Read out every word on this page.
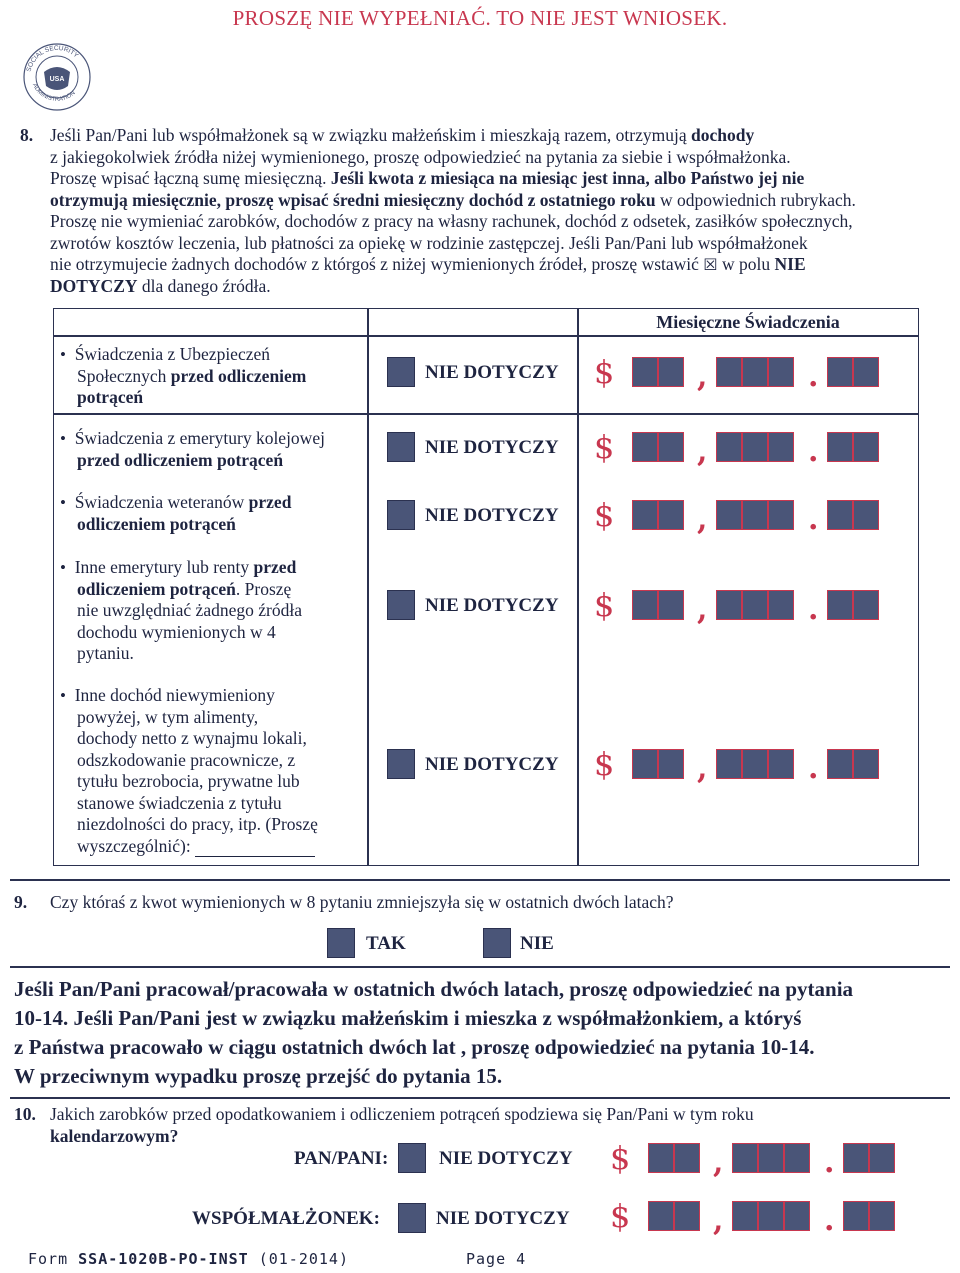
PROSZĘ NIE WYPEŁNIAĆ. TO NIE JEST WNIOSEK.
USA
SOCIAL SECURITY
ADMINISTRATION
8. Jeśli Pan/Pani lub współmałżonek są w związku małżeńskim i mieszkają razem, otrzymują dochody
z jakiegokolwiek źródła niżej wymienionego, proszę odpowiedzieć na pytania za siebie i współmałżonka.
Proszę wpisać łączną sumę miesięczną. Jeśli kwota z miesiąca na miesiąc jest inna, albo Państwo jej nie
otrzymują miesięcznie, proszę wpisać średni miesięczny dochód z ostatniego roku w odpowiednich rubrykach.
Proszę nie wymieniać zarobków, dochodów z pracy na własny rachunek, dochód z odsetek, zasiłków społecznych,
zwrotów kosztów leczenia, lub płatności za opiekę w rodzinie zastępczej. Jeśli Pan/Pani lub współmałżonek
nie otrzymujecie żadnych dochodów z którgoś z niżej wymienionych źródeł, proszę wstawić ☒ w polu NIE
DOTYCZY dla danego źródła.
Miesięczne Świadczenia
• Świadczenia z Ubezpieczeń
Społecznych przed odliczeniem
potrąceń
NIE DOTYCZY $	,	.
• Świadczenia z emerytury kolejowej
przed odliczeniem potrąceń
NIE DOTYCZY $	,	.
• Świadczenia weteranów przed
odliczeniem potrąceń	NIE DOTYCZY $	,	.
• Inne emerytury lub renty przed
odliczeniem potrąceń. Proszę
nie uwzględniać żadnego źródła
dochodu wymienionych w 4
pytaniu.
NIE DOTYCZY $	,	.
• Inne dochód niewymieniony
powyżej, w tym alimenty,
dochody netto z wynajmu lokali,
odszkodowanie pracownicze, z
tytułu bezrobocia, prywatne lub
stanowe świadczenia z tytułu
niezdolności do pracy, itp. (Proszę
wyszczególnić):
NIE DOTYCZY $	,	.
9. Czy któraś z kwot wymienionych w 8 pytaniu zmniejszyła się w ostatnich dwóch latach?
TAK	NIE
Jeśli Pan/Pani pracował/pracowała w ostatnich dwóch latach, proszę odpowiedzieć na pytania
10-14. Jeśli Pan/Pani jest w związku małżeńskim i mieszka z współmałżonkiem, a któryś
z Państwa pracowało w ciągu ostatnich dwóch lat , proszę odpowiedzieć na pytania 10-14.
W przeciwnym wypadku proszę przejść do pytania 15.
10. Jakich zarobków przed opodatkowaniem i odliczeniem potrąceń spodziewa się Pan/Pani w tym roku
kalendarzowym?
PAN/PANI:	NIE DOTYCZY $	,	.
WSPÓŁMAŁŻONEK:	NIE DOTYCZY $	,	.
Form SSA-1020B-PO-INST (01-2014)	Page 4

● ● ● ● ● ● ●

Respond with nothing but the number of lines in the entries that contain the string "przed".

5